__What you have to do__: Select all lines holding the word "sommeil" from the entries that follow.

__Excerpted records__:
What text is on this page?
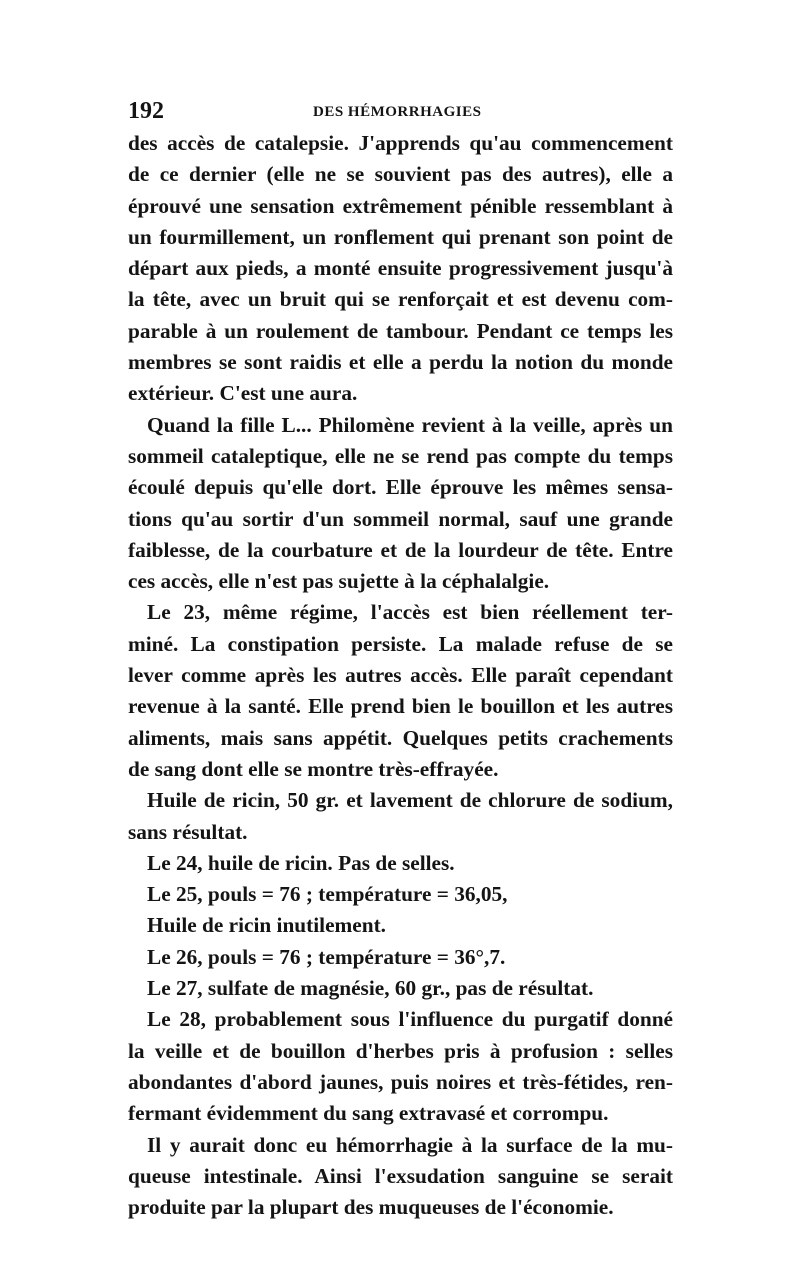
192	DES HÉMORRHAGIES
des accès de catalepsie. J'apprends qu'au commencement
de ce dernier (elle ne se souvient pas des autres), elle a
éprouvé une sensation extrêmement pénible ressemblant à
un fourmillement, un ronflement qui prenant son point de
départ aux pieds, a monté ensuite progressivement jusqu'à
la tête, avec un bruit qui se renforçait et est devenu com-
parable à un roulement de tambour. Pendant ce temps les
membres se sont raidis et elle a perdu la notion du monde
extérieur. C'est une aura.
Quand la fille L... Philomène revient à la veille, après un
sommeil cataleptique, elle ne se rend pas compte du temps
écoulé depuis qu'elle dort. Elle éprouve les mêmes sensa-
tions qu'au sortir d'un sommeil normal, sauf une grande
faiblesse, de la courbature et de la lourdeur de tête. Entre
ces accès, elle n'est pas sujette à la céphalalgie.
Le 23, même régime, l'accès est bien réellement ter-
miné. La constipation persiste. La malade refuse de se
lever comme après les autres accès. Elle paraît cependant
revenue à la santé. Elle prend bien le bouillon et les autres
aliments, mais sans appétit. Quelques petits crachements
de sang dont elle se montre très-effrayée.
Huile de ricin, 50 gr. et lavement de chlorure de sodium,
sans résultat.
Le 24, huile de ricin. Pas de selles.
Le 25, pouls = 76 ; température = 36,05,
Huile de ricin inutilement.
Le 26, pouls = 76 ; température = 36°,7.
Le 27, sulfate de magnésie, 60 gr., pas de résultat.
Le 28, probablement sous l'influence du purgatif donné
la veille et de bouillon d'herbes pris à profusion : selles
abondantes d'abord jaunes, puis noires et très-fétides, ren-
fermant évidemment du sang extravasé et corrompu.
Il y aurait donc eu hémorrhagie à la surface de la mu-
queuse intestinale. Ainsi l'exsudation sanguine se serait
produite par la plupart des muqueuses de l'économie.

__Worked solution__:
sommeil cataleptique, elle ne se rend pas compte du temps
tions qu'au sortir d'un sommeil normal, sauf une grande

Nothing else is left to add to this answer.